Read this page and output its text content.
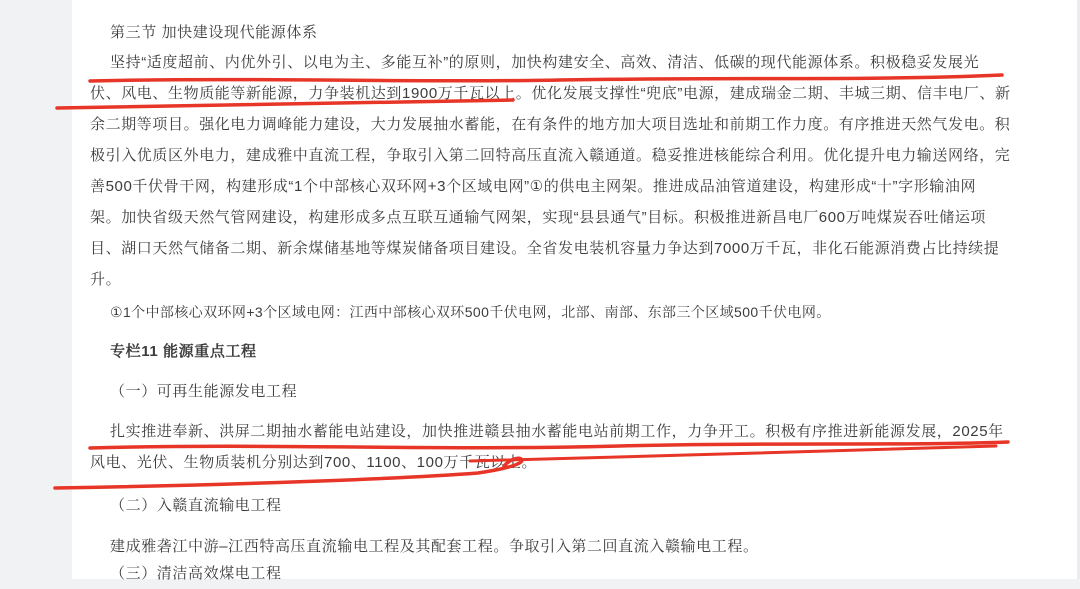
第三节 加快建设现代能源体系
坚持“适度超前、内优外引、以电为主、多能互补”的原则，加快构建安全、高效、清洁、低碳的现代能源体系。积极稳妥发展光
伏、风电、生物质能等新能源，力争装机达到1900万千瓦以上。优化发展支撑性“兜底”电源，建成瑞金二期、丰城三期、信丰电厂、新
余二期等项目。强化电力调峰能力建设，大力发展抽水蓄能，在有条件的地方加大项目选址和前期工作力度。有序推进天然气发电。积
极引入优质区外电力，建成雅中直流工程，争取引入第二回特高压直流入赣通道。稳妥推进核能综合利用。优化提升电力输送网络，完
善500千伏骨干网，构建形成“1个中部核心双环网+3个区域电网”①的供电主网架。推进成品油管道建设，构建形成“十”字形输油网
架。加快省级天然气管网建设，构建形成多点互联互通输气网架，实现“县县通气”目标。积极推进新昌电厂600万吨煤炭吞吐储运项
目、湖口天然气储备二期、新余煤储基地等煤炭储备项目建设。全省发电装机容量力争达到7000万千瓦，非化石能源消费占比持续提
升。
①1个中部核心双环网+3个区域电网：江西中部核心双环500千伏电网，北部、南部、东部三个区域500千伏电网。
专栏11 能源重点工程
（一）可再生能源发电工程
扎实推进奉新、洪屏二期抽水蓄能电站建设，加快推进赣县抽水蓄能电站前期工作，力争开工。积极有序推进新能源发展，2025年
风电、光伏、生物质装机分别达到700、1100、100万千瓦以上。
（二）入赣直流输电工程
建成雅砻江中游–江西特高压直流输电工程及其配套工程。争取引入第二回直流入赣输电工程。
（三）清洁高效煤电工程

□ □ □ □

Return each line of the data, keeping its wording exact and omitting pictures.

## Written solution
Read this page and output its text content.
第三节 加快建设现代能源体系
坚持“适度超前、内优外引、以电为主、多能互补”的原则，加快构建安全、高效、清洁、低碳的现代能源体系。积极稳妥发展光
伏、风电、生物质能等新能源，力争装机达到1900万千瓦以上。优化发展支撑性“兜底”电源，建成瑞金二期、丰城三期、信丰电厂、新
余二期等项目。强化电力调峰能力建设，大力发展抽水蓄能，在有条件的地方加大项目选址和前期工作力度。有序推进天然气发电。积
极引入优质区外电力，建成雅中直流工程，争取引入第二回特高压直流入赣通道。稳妥推进核能综合利用。优化提升电力输送网络，完
善500千伏骨干网，构建形成“1个中部核心双环网+3个区域电网”①的供电主网架。推进成品油管道建设，构建形成“十”字形输油网
架。加快省级天然气管网建设，构建形成多点互联互通输气网架，实现“县县通气”目标。积极推进新昌电厂600万吨煤炭吞吐储运项
目、湖口天然气储备二期、新余煤储基地等煤炭储备项目建设。全省发电装机容量力争达到7000万千瓦，非化石能源消费占比持续提
升。
①1个中部核心双环网+3个区域电网：江西中部核心双环500千伏电网，北部、南部、东部三个区域500千伏电网。
专栏11 能源重点工程
（一）可再生能源发电工程
扎实推进奉新、洪屏二期抽水蓄能电站建设，加快推进赣县抽水蓄能电站前期工作，力争开工。积极有序推进新能源发展，2025年
风电、光伏、生物质装机分别达到700、1100、100万千瓦以上。
（二）入赣直流输电工程
建成雅砻江中游–江西特高压直流输电工程及其配套工程。争取引入第二回直流入赣输电工程。
（三）清洁高效煤电工程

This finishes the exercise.